Stored data
===============
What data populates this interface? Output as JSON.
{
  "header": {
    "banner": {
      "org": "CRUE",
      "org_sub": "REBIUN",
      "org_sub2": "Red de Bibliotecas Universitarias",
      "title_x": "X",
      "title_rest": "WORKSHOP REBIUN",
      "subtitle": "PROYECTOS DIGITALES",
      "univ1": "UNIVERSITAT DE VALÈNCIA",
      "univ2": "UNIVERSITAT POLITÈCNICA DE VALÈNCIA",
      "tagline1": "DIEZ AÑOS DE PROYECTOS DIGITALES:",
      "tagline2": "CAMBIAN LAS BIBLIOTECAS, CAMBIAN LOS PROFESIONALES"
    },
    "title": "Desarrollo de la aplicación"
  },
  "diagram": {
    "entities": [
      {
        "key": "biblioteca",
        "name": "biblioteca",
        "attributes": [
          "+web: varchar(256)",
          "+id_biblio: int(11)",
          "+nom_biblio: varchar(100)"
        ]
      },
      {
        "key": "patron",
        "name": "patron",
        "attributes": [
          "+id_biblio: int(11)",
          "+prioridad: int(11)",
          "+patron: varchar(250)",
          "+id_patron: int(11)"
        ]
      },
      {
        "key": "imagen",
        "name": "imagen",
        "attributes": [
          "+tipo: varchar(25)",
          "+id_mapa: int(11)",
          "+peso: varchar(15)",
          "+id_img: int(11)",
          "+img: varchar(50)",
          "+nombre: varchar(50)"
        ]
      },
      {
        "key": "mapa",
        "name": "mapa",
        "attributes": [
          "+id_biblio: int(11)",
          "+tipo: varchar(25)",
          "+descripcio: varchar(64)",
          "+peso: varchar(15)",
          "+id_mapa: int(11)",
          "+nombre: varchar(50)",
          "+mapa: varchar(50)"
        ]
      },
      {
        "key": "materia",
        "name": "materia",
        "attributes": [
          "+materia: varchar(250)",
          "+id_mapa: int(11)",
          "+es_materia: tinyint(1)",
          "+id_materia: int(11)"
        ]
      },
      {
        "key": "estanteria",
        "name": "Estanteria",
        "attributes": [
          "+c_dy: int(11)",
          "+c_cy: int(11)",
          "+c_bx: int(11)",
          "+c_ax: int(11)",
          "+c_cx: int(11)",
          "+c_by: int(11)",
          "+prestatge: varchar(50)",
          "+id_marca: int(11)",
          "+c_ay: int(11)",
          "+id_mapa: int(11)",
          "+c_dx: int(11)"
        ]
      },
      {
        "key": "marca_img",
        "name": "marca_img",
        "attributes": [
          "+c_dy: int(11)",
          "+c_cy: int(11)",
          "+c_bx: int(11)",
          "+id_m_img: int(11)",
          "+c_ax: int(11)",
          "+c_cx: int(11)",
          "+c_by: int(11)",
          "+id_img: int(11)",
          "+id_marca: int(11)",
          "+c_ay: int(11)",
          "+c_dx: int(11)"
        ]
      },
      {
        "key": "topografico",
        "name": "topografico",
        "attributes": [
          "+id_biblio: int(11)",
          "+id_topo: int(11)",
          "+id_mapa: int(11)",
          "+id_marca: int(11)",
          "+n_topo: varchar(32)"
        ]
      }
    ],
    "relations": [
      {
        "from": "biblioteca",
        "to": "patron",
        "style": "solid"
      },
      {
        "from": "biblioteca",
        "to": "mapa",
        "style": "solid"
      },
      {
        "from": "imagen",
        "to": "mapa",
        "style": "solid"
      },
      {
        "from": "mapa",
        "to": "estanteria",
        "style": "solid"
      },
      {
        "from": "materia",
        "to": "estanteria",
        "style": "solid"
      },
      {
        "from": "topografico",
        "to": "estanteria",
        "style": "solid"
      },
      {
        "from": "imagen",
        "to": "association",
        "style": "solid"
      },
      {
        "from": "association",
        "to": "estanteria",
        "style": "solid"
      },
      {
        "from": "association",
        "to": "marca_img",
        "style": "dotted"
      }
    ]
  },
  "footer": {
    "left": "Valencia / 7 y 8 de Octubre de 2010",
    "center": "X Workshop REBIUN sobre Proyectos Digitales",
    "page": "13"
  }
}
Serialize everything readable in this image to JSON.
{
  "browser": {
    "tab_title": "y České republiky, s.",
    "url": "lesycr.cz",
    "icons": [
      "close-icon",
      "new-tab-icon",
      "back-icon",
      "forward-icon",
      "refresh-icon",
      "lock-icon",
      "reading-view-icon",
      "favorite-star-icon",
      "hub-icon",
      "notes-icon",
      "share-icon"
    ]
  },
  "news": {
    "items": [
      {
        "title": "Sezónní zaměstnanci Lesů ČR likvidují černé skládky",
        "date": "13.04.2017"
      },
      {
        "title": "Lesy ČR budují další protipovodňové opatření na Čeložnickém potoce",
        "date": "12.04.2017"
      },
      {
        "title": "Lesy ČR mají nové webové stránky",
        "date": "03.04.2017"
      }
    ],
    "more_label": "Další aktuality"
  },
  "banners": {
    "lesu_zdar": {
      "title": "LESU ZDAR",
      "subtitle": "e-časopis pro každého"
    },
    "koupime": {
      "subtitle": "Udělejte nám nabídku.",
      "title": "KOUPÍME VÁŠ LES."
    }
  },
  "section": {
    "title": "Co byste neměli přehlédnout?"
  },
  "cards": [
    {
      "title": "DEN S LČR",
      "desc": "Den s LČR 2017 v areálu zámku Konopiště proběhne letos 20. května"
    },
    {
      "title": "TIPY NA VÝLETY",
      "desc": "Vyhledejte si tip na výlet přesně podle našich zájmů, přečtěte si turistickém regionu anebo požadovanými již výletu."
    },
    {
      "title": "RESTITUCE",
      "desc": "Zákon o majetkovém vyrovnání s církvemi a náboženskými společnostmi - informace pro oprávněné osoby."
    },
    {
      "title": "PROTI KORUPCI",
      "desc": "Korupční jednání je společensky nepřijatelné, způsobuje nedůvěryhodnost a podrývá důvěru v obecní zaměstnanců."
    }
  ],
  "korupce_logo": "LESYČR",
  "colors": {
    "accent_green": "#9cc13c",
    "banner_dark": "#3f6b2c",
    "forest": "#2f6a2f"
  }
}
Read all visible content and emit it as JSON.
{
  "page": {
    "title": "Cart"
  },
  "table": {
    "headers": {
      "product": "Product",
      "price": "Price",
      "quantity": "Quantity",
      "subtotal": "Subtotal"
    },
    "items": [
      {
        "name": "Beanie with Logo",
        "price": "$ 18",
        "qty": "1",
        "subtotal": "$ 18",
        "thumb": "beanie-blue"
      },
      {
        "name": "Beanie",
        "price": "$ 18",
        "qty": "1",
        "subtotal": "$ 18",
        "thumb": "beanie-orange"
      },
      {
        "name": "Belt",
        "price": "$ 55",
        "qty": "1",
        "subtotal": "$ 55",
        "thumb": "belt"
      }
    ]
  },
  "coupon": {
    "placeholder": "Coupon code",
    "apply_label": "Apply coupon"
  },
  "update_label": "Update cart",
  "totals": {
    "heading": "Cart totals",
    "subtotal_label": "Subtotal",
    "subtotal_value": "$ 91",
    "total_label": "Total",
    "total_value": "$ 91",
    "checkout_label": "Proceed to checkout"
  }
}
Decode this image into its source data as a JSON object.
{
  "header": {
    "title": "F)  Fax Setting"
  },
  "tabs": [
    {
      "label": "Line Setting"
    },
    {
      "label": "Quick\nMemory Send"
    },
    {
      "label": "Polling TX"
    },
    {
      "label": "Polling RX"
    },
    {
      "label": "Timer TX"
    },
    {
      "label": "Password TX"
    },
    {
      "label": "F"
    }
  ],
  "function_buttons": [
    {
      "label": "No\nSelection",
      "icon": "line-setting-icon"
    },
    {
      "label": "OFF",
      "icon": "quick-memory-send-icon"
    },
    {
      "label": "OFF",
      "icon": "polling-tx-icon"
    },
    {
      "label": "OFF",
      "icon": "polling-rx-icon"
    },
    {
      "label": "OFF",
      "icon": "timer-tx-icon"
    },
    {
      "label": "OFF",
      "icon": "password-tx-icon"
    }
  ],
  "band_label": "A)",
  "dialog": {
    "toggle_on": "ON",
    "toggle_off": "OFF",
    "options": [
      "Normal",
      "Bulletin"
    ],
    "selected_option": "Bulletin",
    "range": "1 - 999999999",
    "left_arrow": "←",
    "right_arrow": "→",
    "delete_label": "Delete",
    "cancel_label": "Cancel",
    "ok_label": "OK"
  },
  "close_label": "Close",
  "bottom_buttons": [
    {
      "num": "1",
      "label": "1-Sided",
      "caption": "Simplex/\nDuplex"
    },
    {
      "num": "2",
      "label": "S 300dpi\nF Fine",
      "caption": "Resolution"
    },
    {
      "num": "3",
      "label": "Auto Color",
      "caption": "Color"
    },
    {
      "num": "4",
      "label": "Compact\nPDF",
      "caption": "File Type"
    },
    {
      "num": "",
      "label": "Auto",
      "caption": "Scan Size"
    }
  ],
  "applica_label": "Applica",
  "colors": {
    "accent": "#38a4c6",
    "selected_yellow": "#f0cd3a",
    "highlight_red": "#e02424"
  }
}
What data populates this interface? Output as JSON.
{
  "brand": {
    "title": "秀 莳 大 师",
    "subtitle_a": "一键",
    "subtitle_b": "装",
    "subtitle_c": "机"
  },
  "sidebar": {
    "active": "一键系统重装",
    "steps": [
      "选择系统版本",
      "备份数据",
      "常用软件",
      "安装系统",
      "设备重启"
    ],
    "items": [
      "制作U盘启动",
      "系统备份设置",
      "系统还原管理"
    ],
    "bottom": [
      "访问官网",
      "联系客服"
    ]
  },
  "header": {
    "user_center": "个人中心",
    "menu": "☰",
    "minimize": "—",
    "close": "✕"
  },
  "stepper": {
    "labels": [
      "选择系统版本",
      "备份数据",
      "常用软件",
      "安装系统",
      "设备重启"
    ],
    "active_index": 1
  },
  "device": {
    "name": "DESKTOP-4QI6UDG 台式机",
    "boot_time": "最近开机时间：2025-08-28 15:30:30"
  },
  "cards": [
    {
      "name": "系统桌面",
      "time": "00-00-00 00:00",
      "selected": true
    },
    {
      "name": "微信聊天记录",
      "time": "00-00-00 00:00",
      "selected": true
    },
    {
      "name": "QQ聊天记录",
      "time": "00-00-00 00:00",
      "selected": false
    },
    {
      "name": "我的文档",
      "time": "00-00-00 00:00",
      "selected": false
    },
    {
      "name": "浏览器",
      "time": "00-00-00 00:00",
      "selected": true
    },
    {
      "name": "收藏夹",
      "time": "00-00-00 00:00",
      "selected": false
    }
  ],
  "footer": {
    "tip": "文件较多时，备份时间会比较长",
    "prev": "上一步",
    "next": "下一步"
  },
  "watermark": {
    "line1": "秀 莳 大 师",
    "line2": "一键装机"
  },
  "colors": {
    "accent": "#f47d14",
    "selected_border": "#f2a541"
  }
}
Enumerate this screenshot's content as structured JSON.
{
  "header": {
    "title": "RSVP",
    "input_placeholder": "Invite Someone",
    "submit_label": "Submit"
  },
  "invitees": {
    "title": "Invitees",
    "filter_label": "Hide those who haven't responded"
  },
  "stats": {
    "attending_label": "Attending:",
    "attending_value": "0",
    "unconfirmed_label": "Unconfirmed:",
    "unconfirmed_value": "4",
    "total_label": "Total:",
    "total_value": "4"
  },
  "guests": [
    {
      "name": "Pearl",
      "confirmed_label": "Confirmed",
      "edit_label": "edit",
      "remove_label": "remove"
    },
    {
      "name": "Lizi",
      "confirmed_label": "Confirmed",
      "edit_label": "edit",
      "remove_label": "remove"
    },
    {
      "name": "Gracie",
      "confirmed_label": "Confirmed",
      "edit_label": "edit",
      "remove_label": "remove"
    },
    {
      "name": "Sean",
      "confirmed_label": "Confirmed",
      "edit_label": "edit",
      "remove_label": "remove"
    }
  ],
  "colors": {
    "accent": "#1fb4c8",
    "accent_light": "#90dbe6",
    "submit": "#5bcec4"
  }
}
===============
Give back exactly the lines from the line containing "Enumerate this screenshot's" to the end of the entries, and no other lines.

*Output of the exercise*.
Enumerate this screenshot's content as structured JSON.
{
  "header": {
    "title": "RSVP",
    "input_placeholder": "Invite Someone",
    "submit_label": "Submit"
  },
  "invitees": {
    "title": "Invitees",
    "filter_label": "Hide those who haven't responded"
  },
  "stats": {
    "attending_label": "Attending:",
    "attending_value": "0",
    "unconfirmed_label": "Unconfirmed:",
    "unconfirmed_value": "4",
    "total_label": "Total:",
    "total_value": "4"
  },
  "guests": [
    {
      "name": "Pearl",
      "confirmed_label": "Confirmed",
      "edit_label": "edit",
      "remove_label": "remove"
    },
    {
      "name": "Lizi",
      "confirmed_label": "Confirmed",
      "edit_label": "edit",
      "remove_label": "remove"
    },
    {
      "name": "Gracie",
      "confirmed_label": "Confirmed",
      "edit_label": "edit",
      "remove_label": "remove"
    },
    {
      "name": "Sean",
      "confirmed_label": "Confirmed",
      "edit_label": "edit",
      "remove_label": "remove"
    }
  ],
  "colors": {
    "accent": "#1fb4c8",
    "accent_light": "#90dbe6",
    "submit": "#5bcec4"
  }
}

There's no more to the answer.